#### [EXERCISE DETAILS]
Render the stretch of the listing below that opens with the line containing "- colorbar-swatch: [521, 499, 567, 516]" and closes with the line containing "- ne-positive-anomaly: [645, 137, 741, 221]", both end lines included, as a Markdown table. Use the columns Row and Entry, numbering each line and leaving out blank lines.

#### [RECORDS TO USE]
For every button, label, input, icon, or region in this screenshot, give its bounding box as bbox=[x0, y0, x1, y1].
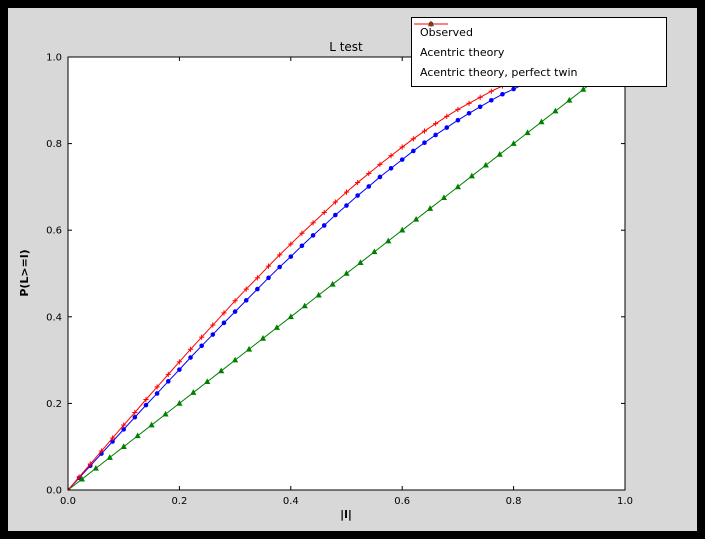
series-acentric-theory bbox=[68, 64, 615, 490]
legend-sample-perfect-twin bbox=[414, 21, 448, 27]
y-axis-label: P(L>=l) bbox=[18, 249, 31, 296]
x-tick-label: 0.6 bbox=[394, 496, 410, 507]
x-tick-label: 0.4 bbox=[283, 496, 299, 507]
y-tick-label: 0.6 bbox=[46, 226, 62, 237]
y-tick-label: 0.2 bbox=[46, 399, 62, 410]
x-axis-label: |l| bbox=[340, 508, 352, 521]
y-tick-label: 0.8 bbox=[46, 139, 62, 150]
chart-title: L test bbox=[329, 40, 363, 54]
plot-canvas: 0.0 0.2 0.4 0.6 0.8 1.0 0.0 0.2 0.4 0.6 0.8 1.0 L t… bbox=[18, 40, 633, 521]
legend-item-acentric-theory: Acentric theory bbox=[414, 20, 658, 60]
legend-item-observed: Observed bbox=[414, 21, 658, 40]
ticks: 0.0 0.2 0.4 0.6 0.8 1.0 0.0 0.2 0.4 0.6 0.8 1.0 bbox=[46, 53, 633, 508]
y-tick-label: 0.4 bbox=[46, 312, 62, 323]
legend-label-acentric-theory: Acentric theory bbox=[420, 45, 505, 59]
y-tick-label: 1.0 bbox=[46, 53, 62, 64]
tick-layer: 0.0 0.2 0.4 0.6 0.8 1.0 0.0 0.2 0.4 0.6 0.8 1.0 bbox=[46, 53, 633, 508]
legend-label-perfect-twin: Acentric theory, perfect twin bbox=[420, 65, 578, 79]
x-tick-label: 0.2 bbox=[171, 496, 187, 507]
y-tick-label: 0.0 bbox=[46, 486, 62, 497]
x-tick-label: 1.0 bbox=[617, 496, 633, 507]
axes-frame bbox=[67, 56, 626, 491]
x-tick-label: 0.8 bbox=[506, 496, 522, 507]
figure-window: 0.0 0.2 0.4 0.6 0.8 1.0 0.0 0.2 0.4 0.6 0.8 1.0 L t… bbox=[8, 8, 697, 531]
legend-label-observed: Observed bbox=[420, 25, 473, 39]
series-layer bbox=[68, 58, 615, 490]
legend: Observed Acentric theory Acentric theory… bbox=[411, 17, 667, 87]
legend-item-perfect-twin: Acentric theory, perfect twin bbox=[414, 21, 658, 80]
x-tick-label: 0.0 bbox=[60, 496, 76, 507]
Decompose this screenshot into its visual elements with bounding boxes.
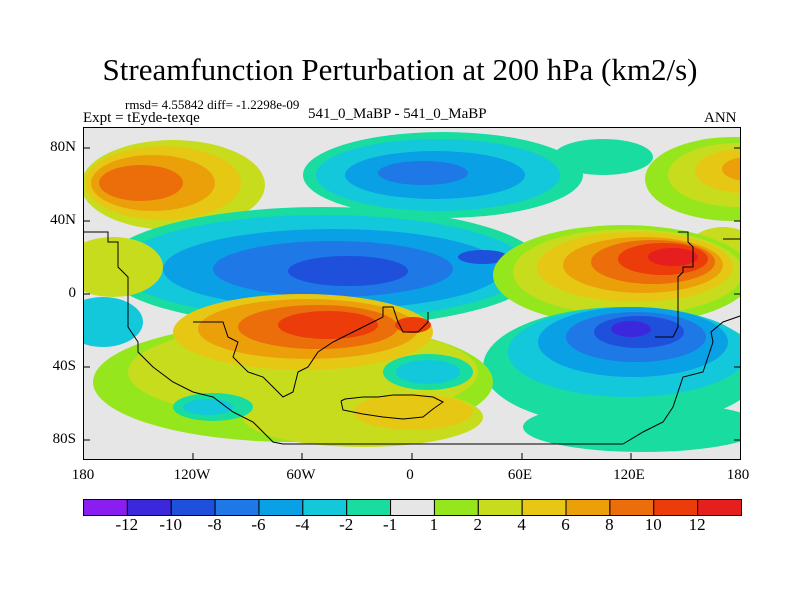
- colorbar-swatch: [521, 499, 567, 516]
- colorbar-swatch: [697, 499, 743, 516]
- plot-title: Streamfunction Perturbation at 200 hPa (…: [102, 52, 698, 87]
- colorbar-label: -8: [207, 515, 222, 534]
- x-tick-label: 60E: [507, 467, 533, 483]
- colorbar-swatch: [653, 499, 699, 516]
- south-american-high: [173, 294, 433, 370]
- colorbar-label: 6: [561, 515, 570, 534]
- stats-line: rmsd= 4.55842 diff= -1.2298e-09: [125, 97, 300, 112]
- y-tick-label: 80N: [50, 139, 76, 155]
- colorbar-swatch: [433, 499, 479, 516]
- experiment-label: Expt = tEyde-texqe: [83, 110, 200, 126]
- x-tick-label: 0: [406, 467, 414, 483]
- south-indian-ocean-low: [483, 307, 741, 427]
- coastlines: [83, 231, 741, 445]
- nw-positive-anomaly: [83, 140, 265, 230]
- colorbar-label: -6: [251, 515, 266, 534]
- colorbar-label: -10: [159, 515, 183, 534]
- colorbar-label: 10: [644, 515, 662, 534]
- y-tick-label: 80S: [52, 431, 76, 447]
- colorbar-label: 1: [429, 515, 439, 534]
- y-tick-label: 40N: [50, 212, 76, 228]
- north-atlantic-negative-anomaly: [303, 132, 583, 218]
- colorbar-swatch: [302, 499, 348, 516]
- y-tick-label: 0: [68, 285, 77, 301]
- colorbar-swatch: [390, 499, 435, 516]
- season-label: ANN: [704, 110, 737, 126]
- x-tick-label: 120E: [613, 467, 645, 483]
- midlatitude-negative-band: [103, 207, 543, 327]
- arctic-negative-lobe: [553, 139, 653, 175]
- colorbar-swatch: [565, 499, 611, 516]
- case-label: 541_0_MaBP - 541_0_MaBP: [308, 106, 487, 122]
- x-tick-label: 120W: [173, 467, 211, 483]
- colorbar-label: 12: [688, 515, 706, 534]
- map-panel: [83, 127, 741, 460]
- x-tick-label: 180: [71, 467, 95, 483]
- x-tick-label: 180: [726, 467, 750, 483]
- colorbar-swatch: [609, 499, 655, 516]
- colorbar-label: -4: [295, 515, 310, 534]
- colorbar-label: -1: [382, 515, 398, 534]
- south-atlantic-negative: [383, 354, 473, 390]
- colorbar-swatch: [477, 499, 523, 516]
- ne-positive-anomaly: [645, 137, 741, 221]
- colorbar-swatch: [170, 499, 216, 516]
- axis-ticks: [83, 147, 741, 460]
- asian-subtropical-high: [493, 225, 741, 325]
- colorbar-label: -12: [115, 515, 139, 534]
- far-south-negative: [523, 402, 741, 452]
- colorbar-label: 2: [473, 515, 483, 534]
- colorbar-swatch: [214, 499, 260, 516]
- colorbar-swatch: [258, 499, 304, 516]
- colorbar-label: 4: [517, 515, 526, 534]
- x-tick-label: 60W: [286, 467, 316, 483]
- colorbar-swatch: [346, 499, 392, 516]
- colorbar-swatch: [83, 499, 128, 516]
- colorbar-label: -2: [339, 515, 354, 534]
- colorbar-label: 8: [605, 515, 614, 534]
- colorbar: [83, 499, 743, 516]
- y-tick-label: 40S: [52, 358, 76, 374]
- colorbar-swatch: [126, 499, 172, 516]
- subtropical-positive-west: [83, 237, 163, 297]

#### [EXPECTED ANSWER]
| Row | Entry |
|---|---|
| 1 | - colorbar-swatch: [521, 499, 567, 516] |
| 2 | - colorbar-swatch: [697, 499, 743, 516] |
| 3 | - plot-title: Streamfunction Perturbation at 200 hPa (…: [102, 52, 698, 87] |
| 4 | - colorbar-label: -8: [207, 515, 222, 534] |
| 5 | - x-tick-label: 60E: [507, 467, 533, 483] |
| 6 | - colorbar-swatch: [653, 499, 699, 516] |
| 7 | - south-american-high: [173, 294, 433, 370] |
| 8 | - colorbar-label: 6: [561, 515, 570, 534] |
| 9 | - stats-line: rmsd= 4.55842 diff= -1.2298e-09: [125, 97, 300, 112] |
| 10 | - y-tick-label: 80N: [50, 139, 76, 155] |
| 11 | - colorbar-swatch: [433, 499, 479, 516] |
| 12 | - experiment-label: Expt = tEyde-texqe: [83, 110, 200, 126] |
| 13 | - x-tick-label: 0: [406, 467, 414, 483] |
| 14 | - south-indian-ocean-low: [483, 307, 741, 427] |
| 15 | - coastlines: [83, 231, 741, 445] |
| 16 | - nw-positive-anomaly: [83, 140, 265, 230] |
| 17 | - colorbar-label: -6: [251, 515, 266, 534] |
| 18 | - colorbar-label: -10: [159, 515, 183, 534] |
| 19 | - colorbar-label: 10: [644, 515, 662, 534] |
| 20 | - y-tick-label: 80S: [52, 431, 76, 447] |
| 21 | - colorbar-label: 1: [429, 515, 439, 534] |
| 22 | - y-tick-label: 40N: [50, 212, 76, 228] |
| 23 | - north-atlantic-negative-anomaly: [303, 132, 583, 218] |
| 24 | - colorbar-swatch: [302, 499, 348, 516] |
| 25 | - y-tick-label: 0: [68, 285, 77, 301] |
| 26 | - colorbar-swatch: [390, 499, 435, 516] |
| 27 | - season-label: ANN: [704, 110, 737, 126] |
| 28 | - x-tick-label: 120E: [613, 467, 645, 483] |
| 29 | - midlatitude-negative-band: [103, 207, 543, 327] |
| 30 | - arctic-negative-lobe: [553, 139, 653, 175] |
| 31 | - colorbar-swatch: [565, 499, 611, 516] |
| 32 | - case-label: 541_0_MaBP - 541_0_MaBP: [308, 106, 487, 122] |
| 33 | - x-tick-label: 120W: [173, 467, 211, 483] |
| 34 | - colorbar-label: 12: [688, 515, 706, 534] |
| 35 | - map-panel: [83, 127, 741, 460] |
| 36 | - x-tick-label: 180: [71, 467, 95, 483] |
| 37 | - x-tick-label: 180: [726, 467, 750, 483] |
| 38 | - colorbar-swatch: [609, 499, 655, 516] |
| 39 | - colorbar-label: -4: [295, 515, 310, 534] |
| 40 | - colorbar-label: -1: [382, 515, 398, 534] |
| 41 | - south-atlantic-negative: [383, 354, 473, 390] |
| 42 | - colorbar-swatch: [477, 499, 523, 516] |
| 43 | - ne-positive-anomaly: [645, 137, 741, 221] |